— Figure content listings —
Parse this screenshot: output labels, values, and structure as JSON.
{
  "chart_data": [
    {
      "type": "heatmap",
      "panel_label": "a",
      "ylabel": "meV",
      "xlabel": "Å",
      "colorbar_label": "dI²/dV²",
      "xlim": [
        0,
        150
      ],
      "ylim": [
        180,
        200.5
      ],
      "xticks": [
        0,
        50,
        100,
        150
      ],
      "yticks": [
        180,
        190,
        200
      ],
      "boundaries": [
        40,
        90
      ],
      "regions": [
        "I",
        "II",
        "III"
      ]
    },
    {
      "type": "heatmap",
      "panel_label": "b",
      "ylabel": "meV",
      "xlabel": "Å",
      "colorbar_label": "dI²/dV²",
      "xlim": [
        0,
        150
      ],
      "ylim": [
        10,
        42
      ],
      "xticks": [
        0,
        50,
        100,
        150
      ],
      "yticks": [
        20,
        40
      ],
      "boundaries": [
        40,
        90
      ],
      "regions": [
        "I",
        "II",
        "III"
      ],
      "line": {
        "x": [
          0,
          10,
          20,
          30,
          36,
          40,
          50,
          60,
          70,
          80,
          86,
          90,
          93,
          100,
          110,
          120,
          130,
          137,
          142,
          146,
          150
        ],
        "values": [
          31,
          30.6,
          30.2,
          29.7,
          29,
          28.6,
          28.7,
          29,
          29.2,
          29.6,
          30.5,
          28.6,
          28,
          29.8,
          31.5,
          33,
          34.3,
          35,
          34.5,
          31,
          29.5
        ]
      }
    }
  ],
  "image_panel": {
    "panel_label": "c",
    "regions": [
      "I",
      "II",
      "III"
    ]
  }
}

— WORK TO DO —
Extract all the entries word for word.

— ANSWER TO THIS EXERCISE —
Parse this screenshot: output labels, values, and structure as JSON.
{
  "chart_data": [
    {
      "type": "heatmap",
      "panel_label": "a",
      "ylabel": "meV",
      "xlabel": "Å",
      "colorbar_label": "dI²/dV²",
      "xlim": [
        0,
        150
      ],
      "ylim": [
        180,
        200.5
      ],
      "xticks": [
        0,
        50,
        100,
        150
      ],
      "yticks": [
        180,
        190,
        200
      ],
      "boundaries": [
        40,
        90
      ],
      "regions": [
        "I",
        "II",
        "III"
      ]
    },
    {
      "type": "heatmap",
      "panel_label": "b",
      "ylabel": "meV",
      "xlabel": "Å",
      "colorbar_label": "dI²/dV²",
      "xlim": [
        0,
        150
      ],
      "ylim": [
        10,
        42
      ],
      "xticks": [
        0,
        50,
        100,
        150
      ],
      "yticks": [
        20,
        40
      ],
      "boundaries": [
        40,
        90
      ],
      "regions": [
        "I",
        "II",
        "III"
      ],
      "line": {
        "x": [
          0,
          10,
          20,
          30,
          36,
          40,
          50,
          60,
          70,
          80,
          86,
          90,
          93,
          100,
          110,
          120,
          130,
          137,
          142,
          146,
          150
        ],
        "values": [
          31,
          30.6,
          30.2,
          29.7,
          29,
          28.6,
          28.7,
          29,
          29.2,
          29.6,
          30.5,
          28.6,
          28,
          29.8,
          31.5,
          33,
          34.3,
          35,
          34.5,
          31,
          29.5
        ]
      }
    }
  ],
  "image_panel": {
    "panel_label": "c",
    "regions": [
      "I",
      "II",
      "III"
    ]
  }
}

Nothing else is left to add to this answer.